— START —

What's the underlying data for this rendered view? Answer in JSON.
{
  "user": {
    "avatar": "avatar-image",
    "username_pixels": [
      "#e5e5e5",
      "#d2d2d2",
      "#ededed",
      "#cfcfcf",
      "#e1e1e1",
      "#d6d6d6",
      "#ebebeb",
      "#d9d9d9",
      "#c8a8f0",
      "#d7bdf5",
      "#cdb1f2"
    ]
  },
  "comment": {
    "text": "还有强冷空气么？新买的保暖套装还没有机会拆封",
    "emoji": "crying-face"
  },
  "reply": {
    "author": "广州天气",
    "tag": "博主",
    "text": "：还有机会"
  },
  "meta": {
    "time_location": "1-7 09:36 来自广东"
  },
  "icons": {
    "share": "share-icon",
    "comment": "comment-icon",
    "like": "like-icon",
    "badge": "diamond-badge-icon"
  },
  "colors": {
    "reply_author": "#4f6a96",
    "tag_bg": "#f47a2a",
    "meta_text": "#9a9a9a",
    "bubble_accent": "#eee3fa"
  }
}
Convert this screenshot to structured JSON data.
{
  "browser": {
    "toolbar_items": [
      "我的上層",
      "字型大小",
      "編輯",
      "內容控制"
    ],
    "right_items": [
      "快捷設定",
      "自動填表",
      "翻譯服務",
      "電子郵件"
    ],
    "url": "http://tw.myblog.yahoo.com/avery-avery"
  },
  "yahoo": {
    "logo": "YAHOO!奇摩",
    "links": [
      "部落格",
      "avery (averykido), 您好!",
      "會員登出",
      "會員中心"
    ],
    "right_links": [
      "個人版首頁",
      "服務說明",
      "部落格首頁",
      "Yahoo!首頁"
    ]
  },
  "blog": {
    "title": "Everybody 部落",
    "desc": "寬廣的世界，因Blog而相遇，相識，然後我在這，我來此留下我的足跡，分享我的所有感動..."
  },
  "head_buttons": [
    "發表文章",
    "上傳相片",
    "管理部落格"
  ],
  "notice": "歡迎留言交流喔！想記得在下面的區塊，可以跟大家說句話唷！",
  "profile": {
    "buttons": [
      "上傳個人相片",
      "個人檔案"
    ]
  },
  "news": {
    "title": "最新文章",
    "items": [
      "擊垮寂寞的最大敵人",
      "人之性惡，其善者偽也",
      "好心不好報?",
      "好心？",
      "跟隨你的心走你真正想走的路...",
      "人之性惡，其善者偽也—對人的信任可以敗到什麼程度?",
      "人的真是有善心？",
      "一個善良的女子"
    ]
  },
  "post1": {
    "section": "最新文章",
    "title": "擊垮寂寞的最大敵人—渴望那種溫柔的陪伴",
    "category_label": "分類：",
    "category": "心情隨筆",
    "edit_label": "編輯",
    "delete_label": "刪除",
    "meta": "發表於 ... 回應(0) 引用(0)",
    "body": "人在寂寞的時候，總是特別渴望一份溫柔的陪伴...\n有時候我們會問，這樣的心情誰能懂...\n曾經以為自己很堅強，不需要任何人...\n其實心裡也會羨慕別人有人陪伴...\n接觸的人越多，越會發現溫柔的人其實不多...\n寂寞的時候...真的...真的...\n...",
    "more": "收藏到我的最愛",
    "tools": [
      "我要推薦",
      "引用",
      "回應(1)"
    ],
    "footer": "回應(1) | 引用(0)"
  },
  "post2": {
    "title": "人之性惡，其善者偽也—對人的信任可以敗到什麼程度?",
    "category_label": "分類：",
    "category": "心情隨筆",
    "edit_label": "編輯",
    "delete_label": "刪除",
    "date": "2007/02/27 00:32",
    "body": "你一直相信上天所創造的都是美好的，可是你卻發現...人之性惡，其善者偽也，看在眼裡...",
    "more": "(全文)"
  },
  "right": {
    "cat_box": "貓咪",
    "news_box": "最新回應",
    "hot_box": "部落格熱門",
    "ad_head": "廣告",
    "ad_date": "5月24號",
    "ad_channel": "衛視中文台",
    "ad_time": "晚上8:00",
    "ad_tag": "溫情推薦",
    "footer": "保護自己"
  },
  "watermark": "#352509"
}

— END —

# Short task:
Extract all the material, leaving every line as it is.

# Right answer:
What's the underlying data for this rendered view? Answer in JSON.
{
  "user": {
    "avatar": "avatar-image",
    "username_pixels": [
      "#e5e5e5",
      "#d2d2d2",
      "#ededed",
      "#cfcfcf",
      "#e1e1e1",
      "#d6d6d6",
      "#ebebeb",
      "#d9d9d9",
      "#c8a8f0",
      "#d7bdf5",
      "#cdb1f2"
    ]
  },
  "comment": {
    "text": "还有强冷空气么？新买的保暖套装还没有机会拆封",
    "emoji": "crying-face"
  },
  "reply": {
    "author": "广州天气",
    "tag": "博主",
    "text": "：还有机会"
  },
  "meta": {
    "time_location": "1-7 09:36 来自广东"
  },
  "icons": {
    "share": "share-icon",
    "comment": "comment-icon",
    "like": "like-icon",
    "badge": "diamond-badge-icon"
  },
  "colors": {
    "reply_author": "#4f6a96",
    "tag_bg": "#f47a2a",
    "meta_text": "#9a9a9a",
    "bubble_accent": "#eee3fa"
  }
}
Convert this screenshot to structured JSON data.
{
  "browser": {
    "toolbar_items": [
      "我的上層",
      "字型大小",
      "編輯",
      "內容控制"
    ],
    "right_items": [
      "快捷設定",
      "自動填表",
      "翻譯服務",
      "電子郵件"
    ],
    "url": "http://tw.myblog.yahoo.com/avery-avery"
  },
  "yahoo": {
    "logo": "YAHOO!奇摩",
    "links": [
      "部落格",
      "avery (averykido), 您好!",
      "會員登出",
      "會員中心"
    ],
    "right_links": [
      "個人版首頁",
      "服務說明",
      "部落格首頁",
      "Yahoo!首頁"
    ]
  },
  "blog": {
    "title": "Everybody 部落",
    "desc": "寬廣的世界，因Blog而相遇，相識，然後我在這，我來此留下我的足跡，分享我的所有感動..."
  },
  "head_buttons": [
    "發表文章",
    "上傳相片",
    "管理部落格"
  ],
  "notice": "歡迎留言交流喔！想記得在下面的區塊，可以跟大家說句話唷！",
  "profile": {
    "buttons": [
      "上傳個人相片",
      "個人檔案"
    ]
  },
  "news": {
    "title": "最新文章",
    "items": [
      "擊垮寂寞的最大敵人",
      "人之性惡，其善者偽也",
      "好心不好報?",
      "好心？",
      "跟隨你的心走你真正想走的路...",
      "人之性惡，其善者偽也—對人的信任可以敗到什麼程度?",
      "人的真是有善心？",
      "一個善良的女子"
    ]
  },
  "post1": {
    "section": "最新文章",
    "title": "擊垮寂寞的最大敵人—渴望那種溫柔的陪伴",
    "category_label": "分類：",
    "category": "心情隨筆",
    "edit_label": "編輯",
    "delete_label": "刪除",
    "meta": "發表於 ... 回應(0) 引用(0)",
    "body": "人在寂寞的時候，總是特別渴望一份溫柔的陪伴...\n有時候我們會問，這樣的心情誰能懂...\n曾經以為自己很堅強，不需要任何人...\n其實心裡也會羨慕別人有人陪伴...\n接觸的人越多，越會發現溫柔的人其實不多...\n寂寞的時候...真的...真的...\n...",
    "more": "收藏到我的最愛",
    "tools": [
      "我要推薦",
      "引用",
      "回應(1)"
    ],
    "footer": "回應(1) | 引用(0)"
  },
  "post2": {
    "title": "人之性惡，其善者偽也—對人的信任可以敗到什麼程度?",
    "category_label": "分類：",
    "category": "心情隨筆",
    "edit_label": "編輯",
    "delete_label": "刪除",
    "date": "2007/02/27 00:32",
    "body": "你一直相信上天所創造的都是美好的，可是你卻發現...人之性惡，其善者偽也，看在眼裡...",
    "more": "(全文)"
  },
  "right": {
    "cat_box": "貓咪",
    "news_box": "最新回應",
    "hot_box": "部落格熱門",
    "ad_head": "廣告",
    "ad_date": "5月24號",
    "ad_channel": "衛視中文台",
    "ad_time": "晚上8:00",
    "ad_tag": "溫情推薦",
    "footer": "保護自己"
  },
  "watermark": "#352509"
}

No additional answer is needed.